Provide the data again in its entirety, exactly as given.

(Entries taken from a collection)
========================
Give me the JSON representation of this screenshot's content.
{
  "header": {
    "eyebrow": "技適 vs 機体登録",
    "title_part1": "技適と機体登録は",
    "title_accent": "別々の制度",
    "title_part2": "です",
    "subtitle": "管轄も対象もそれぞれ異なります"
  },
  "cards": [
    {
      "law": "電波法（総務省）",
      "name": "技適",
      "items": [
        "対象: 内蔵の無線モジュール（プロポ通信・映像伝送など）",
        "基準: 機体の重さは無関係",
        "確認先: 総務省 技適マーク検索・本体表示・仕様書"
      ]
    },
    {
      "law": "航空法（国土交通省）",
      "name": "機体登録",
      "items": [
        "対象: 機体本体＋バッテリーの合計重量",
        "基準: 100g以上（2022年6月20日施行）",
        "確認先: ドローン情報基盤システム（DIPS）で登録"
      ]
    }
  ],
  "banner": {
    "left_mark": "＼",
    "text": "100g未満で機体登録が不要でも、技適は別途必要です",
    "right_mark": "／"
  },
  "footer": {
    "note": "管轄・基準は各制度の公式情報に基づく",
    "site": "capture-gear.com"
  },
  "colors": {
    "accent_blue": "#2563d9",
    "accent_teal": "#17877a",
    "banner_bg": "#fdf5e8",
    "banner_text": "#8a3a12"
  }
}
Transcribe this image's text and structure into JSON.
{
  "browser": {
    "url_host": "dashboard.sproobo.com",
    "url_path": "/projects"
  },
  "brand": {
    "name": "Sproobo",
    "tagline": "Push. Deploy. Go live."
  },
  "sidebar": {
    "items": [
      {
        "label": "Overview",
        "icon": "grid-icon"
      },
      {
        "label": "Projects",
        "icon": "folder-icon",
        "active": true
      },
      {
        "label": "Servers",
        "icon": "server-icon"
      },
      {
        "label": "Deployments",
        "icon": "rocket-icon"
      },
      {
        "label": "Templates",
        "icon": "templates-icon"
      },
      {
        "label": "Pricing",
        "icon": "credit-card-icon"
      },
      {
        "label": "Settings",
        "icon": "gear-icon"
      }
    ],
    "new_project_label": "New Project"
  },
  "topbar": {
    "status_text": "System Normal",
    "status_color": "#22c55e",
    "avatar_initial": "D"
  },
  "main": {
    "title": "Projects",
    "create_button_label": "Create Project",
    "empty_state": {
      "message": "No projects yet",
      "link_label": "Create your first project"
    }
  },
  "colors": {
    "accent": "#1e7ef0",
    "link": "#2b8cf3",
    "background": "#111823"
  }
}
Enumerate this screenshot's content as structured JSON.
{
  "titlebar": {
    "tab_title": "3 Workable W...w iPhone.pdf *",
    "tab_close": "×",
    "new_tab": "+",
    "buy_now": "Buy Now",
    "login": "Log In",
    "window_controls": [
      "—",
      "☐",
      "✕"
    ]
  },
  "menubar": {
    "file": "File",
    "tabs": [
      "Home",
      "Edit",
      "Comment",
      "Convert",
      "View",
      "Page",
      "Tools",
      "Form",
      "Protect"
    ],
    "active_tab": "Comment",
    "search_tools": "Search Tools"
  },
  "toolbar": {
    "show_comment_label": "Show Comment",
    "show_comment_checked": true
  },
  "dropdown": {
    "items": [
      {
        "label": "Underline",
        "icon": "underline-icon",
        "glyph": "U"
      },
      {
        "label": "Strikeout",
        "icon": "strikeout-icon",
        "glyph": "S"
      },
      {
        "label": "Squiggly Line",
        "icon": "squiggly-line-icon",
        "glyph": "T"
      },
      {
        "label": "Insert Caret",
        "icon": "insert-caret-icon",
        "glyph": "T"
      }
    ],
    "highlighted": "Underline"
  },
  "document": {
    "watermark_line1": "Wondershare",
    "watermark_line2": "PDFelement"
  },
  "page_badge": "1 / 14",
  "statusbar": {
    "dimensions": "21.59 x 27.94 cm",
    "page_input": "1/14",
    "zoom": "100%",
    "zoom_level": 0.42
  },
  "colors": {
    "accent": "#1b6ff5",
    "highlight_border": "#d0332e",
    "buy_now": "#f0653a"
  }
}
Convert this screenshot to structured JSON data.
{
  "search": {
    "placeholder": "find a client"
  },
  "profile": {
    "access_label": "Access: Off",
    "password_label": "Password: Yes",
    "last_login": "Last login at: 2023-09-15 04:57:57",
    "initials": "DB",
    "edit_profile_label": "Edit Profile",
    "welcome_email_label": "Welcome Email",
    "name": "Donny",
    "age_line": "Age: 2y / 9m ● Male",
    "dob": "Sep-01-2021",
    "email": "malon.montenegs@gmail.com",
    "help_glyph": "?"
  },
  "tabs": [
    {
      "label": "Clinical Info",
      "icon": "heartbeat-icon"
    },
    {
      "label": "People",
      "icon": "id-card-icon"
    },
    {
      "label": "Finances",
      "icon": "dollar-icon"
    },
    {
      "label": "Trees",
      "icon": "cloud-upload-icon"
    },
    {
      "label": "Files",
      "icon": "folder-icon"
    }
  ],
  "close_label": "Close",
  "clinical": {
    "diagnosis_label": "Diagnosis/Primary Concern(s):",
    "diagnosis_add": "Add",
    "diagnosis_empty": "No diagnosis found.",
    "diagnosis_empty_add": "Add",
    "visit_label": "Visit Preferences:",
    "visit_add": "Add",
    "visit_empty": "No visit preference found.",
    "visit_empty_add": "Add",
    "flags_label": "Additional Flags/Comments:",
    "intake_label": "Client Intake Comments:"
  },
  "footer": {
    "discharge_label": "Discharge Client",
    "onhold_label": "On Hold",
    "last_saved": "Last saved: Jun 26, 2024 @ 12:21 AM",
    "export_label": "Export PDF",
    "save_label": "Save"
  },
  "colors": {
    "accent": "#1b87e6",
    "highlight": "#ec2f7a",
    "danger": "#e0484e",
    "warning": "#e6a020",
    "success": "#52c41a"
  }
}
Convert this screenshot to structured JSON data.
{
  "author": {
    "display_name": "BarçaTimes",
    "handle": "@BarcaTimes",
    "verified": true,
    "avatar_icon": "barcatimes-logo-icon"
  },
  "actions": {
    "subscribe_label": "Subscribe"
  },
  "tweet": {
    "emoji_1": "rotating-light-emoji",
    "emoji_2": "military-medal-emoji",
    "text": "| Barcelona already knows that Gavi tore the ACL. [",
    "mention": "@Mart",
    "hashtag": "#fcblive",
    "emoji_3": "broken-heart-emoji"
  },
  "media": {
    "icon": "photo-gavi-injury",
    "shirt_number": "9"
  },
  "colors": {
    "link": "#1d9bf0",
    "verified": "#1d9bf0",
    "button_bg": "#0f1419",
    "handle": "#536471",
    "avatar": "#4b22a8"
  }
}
========================
THE RESPONSE:
Give me the JSON representation of this screenshot's content.
{
  "header": {
    "eyebrow": "技適 vs 機体登録",
    "title_part1": "技適と機体登録は",
    "title_accent": "別々の制度",
    "title_part2": "です",
    "subtitle": "管轄も対象もそれぞれ異なります"
  },
  "cards": [
    {
      "law": "電波法（総務省）",
      "name": "技適",
      "items": [
        "対象: 内蔵の無線モジュール（プロポ通信・映像伝送など）",
        "基準: 機体の重さは無関係",
        "確認先: 総務省 技適マーク検索・本体表示・仕様書"
      ]
    },
    {
      "law": "航空法（国土交通省）",
      "name": "機体登録",
      "items": [
        "対象: 機体本体＋バッテリーの合計重量",
        "基準: 100g以上（2022年6月20日施行）",
        "確認先: ドローン情報基盤システム（DIPS）で登録"
      ]
    }
  ],
  "banner": {
    "left_mark": "＼",
    "text": "100g未満で機体登録が不要でも、技適は別途必要です",
    "right_mark": "／"
  },
  "footer": {
    "note": "管轄・基準は各制度の公式情報に基づく",
    "site": "capture-gear.com"
  },
  "colors": {
    "accent_blue": "#2563d9",
    "accent_teal": "#17877a",
    "banner_bg": "#fdf5e8",
    "banner_text": "#8a3a12"
  }
}
Transcribe this image's text and structure into JSON.
{
  "browser": {
    "url_host": "dashboard.sproobo.com",
    "url_path": "/projects"
  },
  "brand": {
    "name": "Sproobo",
    "tagline": "Push. Deploy. Go live."
  },
  "sidebar": {
    "items": [
      {
        "label": "Overview",
        "icon": "grid-icon"
      },
      {
        "label": "Projects",
        "icon": "folder-icon",
        "active": true
      },
      {
        "label": "Servers",
        "icon": "server-icon"
      },
      {
        "label": "Deployments",
        "icon": "rocket-icon"
      },
      {
        "label": "Templates",
        "icon": "templates-icon"
      },
      {
        "label": "Pricing",
        "icon": "credit-card-icon"
      },
      {
        "label": "Settings",
        "icon": "gear-icon"
      }
    ],
    "new_project_label": "New Project"
  },
  "topbar": {
    "status_text": "System Normal",
    "status_color": "#22c55e",
    "avatar_initial": "D"
  },
  "main": {
    "title": "Projects",
    "create_button_label": "Create Project",
    "empty_state": {
      "message": "No projects yet",
      "link_label": "Create your first project"
    }
  },
  "colors": {
    "accent": "#1e7ef0",
    "link": "#2b8cf3",
    "background": "#111823"
  }
}
Enumerate this screenshot's content as structured JSON.
{
  "titlebar": {
    "tab_title": "3 Workable W...w iPhone.pdf *",
    "tab_close": "×",
    "new_tab": "+",
    "buy_now": "Buy Now",
    "login": "Log In",
    "window_controls": [
      "—",
      "☐",
      "✕"
    ]
  },
  "menubar": {
    "file": "File",
    "tabs": [
      "Home",
      "Edit",
      "Comment",
      "Convert",
      "View",
      "Page",
      "Tools",
      "Form",
      "Protect"
    ],
    "active_tab": "Comment",
    "search_tools": "Search Tools"
  },
  "toolbar": {
    "show_comment_label": "Show Comment",
    "show_comment_checked": true
  },
  "dropdown": {
    "items": [
      {
        "label": "Underline",
        "icon": "underline-icon",
        "glyph": "U"
      },
      {
        "label": "Strikeout",
        "icon": "strikeout-icon",
        "glyph": "S"
      },
      {
        "label": "Squiggly Line",
        "icon": "squiggly-line-icon",
        "glyph": "T"
      },
      {
        "label": "Insert Caret",
        "icon": "insert-caret-icon",
        "glyph": "T"
      }
    ],
    "highlighted": "Underline"
  },
  "document": {
    "watermark_line1": "Wondershare",
    "watermark_line2": "PDFelement"
  },
  "page_badge": "1 / 14",
  "statusbar": {
    "dimensions": "21.59 x 27.94 cm",
    "page_input": "1/14",
    "zoom": "100%",
    "zoom_level": 0.42
  },
  "colors": {
    "accent": "#1b6ff5",
    "highlight_border": "#d0332e",
    "buy_now": "#f0653a"
  }
}
Convert this screenshot to structured JSON data.
{
  "search": {
    "placeholder": "find a client"
  },
  "profile": {
    "access_label": "Access: Off",
    "password_label": "Password: Yes",
    "last_login": "Last login at: 2023-09-15 04:57:57",
    "initials": "DB",
    "edit_profile_label": "Edit Profile",
    "welcome_email_label": "Welcome Email",
    "name": "Donny",
    "age_line": "Age: 2y / 9m ● Male",
    "dob": "Sep-01-2021",
    "email": "malon.montenegs@gmail.com",
    "help_glyph": "?"
  },
  "tabs": [
    {
      "label": "Clinical Info",
      "icon": "heartbeat-icon"
    },
    {
      "label": "People",
      "icon": "id-card-icon"
    },
    {
      "label": "Finances",
      "icon": "dollar-icon"
    },
    {
      "label": "Trees",
      "icon": "cloud-upload-icon"
    },
    {
      "label": "Files",
      "icon": "folder-icon"
    }
  ],
  "close_label": "Close",
  "clinical": {
    "diagnosis_label": "Diagnosis/Primary Concern(s):",
    "diagnosis_add": "Add",
    "diagnosis_empty": "No diagnosis found.",
    "diagnosis_empty_add": "Add",
    "visit_label": "Visit Preferences:",
    "visit_add": "Add",
    "visit_empty": "No visit preference found.",
    "visit_empty_add": "Add",
    "flags_label": "Additional Flags/Comments:",
    "intake_label": "Client Intake Comments:"
  },
  "footer": {
    "discharge_label": "Discharge Client",
    "onhold_label": "On Hold",
    "last_saved": "Last saved: Jun 26, 2024 @ 12:21 AM",
    "export_label": "Export PDF",
    "save_label": "Save"
  },
  "colors": {
    "accent": "#1b87e6",
    "highlight": "#ec2f7a",
    "danger": "#e0484e",
    "warning": "#e6a020",
    "success": "#52c41a"
  }
}
Convert this screenshot to structured JSON data.
{
  "author": {
    "display_name": "BarçaTimes",
    "handle": "@BarcaTimes",
    "verified": true,
    "avatar_icon": "barcatimes-logo-icon"
  },
  "actions": {
    "subscribe_label": "Subscribe"
  },
  "tweet": {
    "emoji_1": "rotating-light-emoji",
    "emoji_2": "military-medal-emoji",
    "text": "| Barcelona already knows that Gavi tore the ACL. [",
    "mention": "@Mart",
    "hashtag": "#fcblive",
    "emoji_3": "broken-heart-emoji"
  },
  "media": {
    "icon": "photo-gavi-injury",
    "shirt_number": "9"
  },
  "colors": {
    "link": "#1d9bf0",
    "verified": "#1d9bf0",
    "button_bg": "#0f1419",
    "handle": "#536471",
    "avatar": "#4b22a8"
  }
}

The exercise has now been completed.